→ PROMPT: Where does the string "marker" appear? Copy every line of the entries below that holds it.

[Figure collection entries]
* begin *

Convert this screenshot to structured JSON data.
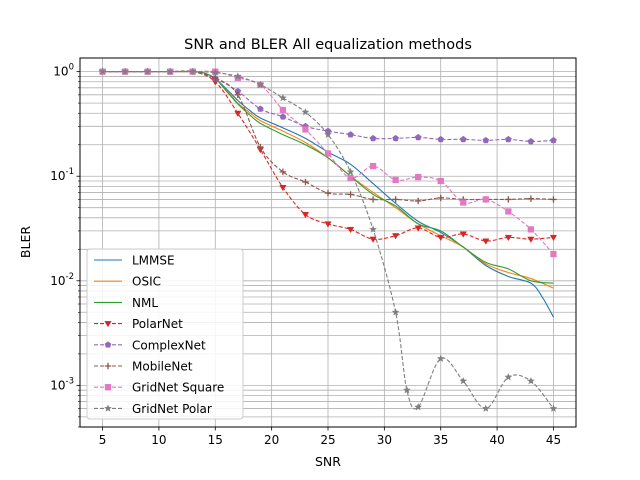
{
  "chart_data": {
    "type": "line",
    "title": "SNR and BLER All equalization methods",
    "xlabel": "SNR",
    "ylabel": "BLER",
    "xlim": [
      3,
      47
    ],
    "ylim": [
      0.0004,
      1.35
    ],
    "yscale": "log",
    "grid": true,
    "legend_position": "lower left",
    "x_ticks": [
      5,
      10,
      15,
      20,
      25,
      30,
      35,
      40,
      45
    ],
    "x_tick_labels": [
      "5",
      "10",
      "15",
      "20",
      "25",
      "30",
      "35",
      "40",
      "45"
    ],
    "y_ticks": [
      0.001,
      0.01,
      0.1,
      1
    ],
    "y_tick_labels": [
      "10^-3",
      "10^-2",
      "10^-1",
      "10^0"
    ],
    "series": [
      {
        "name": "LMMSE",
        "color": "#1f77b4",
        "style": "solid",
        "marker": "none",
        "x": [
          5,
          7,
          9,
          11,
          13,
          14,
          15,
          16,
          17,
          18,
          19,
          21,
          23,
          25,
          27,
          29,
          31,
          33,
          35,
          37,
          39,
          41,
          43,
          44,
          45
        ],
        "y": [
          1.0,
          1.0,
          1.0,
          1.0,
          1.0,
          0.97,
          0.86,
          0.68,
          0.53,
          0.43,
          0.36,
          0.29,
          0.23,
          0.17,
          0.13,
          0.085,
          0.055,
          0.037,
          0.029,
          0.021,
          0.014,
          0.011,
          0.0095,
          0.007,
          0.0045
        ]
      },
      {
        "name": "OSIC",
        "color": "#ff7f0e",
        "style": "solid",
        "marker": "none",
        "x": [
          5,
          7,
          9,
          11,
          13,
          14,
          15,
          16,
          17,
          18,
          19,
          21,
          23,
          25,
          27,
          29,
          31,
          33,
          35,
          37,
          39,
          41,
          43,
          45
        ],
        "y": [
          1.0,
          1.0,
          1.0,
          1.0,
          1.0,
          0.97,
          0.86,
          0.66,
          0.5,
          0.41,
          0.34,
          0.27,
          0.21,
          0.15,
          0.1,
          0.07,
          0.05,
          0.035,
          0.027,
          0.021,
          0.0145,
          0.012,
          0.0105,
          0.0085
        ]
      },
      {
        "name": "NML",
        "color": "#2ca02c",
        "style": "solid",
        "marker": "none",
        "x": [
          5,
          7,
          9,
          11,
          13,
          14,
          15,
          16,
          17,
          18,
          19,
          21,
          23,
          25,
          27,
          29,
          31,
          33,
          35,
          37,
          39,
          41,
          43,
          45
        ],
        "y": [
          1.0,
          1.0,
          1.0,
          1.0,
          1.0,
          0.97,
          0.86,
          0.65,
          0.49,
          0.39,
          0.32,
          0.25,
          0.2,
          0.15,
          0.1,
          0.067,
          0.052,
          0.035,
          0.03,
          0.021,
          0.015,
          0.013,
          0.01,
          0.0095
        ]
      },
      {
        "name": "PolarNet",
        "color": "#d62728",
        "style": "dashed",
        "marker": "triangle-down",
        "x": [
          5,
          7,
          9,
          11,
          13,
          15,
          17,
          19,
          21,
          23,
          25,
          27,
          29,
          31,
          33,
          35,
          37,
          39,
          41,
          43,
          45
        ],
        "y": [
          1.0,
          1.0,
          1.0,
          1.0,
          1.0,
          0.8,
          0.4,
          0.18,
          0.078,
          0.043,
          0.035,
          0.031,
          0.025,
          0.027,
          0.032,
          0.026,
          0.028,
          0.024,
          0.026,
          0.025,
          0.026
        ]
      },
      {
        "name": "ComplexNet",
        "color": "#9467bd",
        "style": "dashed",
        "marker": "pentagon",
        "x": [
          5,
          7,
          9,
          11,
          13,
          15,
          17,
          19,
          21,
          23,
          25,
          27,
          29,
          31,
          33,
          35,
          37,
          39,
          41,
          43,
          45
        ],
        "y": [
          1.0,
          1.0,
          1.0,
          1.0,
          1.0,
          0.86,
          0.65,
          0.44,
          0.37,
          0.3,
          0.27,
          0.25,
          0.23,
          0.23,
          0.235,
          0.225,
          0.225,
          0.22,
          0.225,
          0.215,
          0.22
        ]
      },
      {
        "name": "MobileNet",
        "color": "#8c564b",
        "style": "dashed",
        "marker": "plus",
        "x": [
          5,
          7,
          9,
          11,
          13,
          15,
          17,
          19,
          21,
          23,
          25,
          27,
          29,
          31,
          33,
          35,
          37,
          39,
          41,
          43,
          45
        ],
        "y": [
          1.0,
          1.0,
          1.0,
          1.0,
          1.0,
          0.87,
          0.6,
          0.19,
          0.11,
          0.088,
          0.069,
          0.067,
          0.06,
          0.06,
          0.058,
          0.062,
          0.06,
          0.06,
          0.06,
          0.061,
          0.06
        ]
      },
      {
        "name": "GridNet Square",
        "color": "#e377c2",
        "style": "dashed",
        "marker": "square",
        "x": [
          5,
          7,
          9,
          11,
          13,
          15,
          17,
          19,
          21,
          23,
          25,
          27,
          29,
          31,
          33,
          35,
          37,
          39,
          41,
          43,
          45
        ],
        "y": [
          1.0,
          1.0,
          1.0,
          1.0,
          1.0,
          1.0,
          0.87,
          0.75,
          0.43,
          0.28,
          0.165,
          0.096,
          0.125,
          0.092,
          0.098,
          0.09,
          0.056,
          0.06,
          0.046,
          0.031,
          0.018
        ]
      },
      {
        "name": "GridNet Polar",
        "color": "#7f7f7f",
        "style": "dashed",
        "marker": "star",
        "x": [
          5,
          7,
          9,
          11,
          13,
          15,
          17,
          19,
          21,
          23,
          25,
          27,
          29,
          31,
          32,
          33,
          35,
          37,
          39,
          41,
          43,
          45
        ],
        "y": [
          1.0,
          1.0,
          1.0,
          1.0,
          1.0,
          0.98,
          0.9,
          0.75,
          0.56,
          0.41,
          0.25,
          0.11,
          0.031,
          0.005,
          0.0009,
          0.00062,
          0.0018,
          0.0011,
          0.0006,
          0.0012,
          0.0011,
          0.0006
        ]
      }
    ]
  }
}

* end *
* begin *

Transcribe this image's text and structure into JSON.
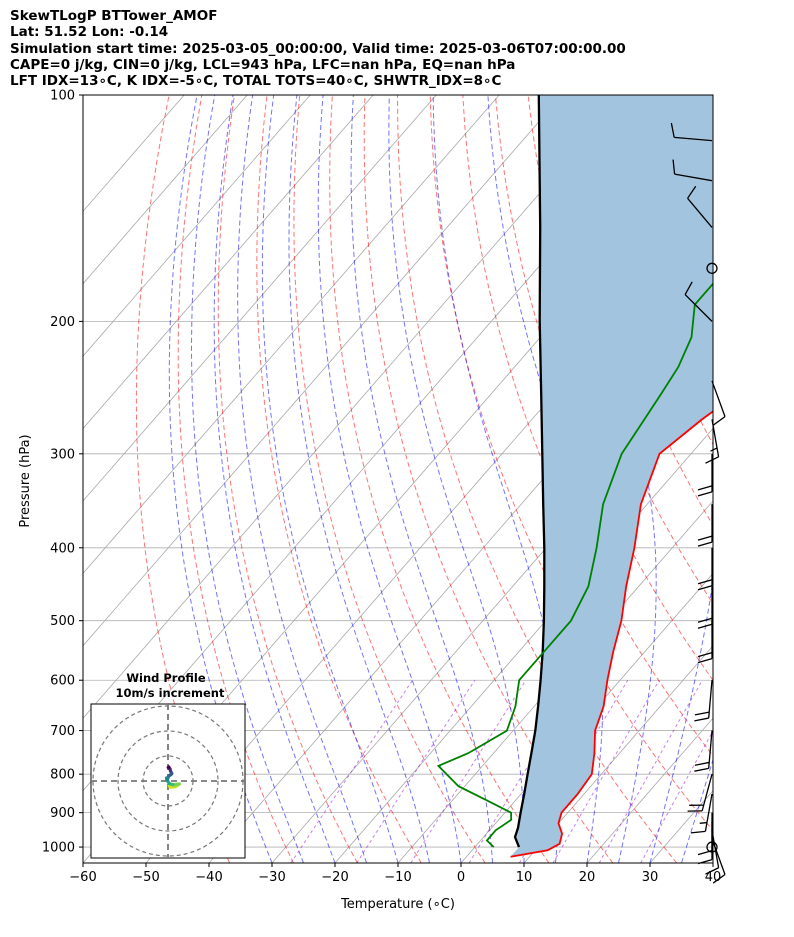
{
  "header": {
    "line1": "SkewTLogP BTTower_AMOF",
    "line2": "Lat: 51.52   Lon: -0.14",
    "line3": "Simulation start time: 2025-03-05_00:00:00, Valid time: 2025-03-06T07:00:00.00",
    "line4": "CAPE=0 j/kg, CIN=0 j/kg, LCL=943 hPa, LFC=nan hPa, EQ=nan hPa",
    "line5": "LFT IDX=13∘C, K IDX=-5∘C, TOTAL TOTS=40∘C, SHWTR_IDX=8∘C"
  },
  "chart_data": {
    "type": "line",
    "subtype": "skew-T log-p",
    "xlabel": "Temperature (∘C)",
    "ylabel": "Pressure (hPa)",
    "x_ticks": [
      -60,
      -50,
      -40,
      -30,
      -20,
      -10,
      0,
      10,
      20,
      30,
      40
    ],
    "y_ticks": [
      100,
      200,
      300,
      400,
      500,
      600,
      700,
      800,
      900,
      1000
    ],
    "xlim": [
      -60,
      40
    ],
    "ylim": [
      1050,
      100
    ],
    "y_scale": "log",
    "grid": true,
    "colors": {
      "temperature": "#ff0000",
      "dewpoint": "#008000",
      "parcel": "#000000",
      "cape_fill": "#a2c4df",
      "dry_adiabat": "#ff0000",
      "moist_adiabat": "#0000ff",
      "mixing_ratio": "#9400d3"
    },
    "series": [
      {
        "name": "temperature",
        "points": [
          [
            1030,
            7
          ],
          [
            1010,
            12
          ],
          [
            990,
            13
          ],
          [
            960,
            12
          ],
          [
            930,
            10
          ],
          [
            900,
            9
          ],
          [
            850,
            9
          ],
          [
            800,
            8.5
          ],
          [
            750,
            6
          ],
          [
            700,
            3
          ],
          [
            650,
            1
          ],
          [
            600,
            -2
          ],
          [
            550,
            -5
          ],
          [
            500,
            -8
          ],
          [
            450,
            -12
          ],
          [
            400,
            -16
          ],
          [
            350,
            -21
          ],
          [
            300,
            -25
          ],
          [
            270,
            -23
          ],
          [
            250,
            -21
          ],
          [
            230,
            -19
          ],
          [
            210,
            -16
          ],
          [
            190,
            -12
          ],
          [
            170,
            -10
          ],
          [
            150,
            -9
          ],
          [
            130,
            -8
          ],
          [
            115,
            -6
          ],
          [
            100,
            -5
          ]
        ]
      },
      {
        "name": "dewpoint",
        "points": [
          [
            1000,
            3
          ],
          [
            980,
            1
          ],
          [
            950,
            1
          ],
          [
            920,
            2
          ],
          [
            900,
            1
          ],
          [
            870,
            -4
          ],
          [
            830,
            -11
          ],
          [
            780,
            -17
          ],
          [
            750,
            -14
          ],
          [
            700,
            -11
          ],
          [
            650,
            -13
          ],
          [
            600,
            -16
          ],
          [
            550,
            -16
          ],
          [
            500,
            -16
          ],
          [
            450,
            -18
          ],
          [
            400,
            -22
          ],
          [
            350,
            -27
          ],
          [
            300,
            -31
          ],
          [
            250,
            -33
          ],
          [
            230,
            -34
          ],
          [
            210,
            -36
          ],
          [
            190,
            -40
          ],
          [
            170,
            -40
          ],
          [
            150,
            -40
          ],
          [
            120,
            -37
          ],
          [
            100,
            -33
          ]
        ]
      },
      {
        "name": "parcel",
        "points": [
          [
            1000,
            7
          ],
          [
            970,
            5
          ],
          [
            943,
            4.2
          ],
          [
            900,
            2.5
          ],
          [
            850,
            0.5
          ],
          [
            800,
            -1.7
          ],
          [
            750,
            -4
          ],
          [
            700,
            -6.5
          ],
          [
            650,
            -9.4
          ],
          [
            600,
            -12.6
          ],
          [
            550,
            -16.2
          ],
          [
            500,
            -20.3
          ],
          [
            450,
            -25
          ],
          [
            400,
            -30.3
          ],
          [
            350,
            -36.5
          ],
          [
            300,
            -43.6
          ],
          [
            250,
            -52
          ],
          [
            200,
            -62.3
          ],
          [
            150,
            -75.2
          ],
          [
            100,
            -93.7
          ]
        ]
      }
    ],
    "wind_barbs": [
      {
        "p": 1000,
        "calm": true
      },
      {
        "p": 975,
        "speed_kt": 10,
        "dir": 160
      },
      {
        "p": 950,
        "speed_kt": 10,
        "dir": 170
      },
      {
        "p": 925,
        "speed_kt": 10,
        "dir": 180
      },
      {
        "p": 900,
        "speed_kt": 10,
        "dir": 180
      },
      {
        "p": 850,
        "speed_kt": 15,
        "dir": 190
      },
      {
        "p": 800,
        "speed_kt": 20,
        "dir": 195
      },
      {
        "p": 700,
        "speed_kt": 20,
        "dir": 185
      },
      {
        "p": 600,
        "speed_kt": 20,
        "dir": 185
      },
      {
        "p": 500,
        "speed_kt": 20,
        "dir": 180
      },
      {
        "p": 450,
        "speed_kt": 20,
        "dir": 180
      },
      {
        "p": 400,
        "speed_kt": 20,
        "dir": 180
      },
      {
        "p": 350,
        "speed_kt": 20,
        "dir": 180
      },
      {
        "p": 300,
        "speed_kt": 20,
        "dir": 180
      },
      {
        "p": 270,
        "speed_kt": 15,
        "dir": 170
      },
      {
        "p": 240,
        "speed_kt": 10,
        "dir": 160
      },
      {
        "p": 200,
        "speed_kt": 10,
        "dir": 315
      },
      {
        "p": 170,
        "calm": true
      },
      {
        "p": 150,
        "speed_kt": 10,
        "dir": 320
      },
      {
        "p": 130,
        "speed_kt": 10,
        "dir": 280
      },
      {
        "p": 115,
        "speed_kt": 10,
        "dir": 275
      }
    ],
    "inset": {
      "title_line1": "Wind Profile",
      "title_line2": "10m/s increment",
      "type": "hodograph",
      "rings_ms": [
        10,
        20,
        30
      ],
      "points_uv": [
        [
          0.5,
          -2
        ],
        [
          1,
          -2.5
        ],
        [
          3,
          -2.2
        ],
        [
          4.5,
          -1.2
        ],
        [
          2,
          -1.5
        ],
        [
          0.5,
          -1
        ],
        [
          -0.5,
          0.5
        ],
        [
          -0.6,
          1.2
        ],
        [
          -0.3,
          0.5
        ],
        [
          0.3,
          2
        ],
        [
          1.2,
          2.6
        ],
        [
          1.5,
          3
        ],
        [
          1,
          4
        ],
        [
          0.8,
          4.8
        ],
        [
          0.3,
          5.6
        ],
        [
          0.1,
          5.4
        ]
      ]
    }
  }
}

* end *

→ SOLUTION:
        "marker": "none",
        "marker": "none",
        "marker": "none",
        "marker": "triangle-down",
        "marker": "pentagon",
        "marker": "plus",
        "marker": "square",
        "marker": "star",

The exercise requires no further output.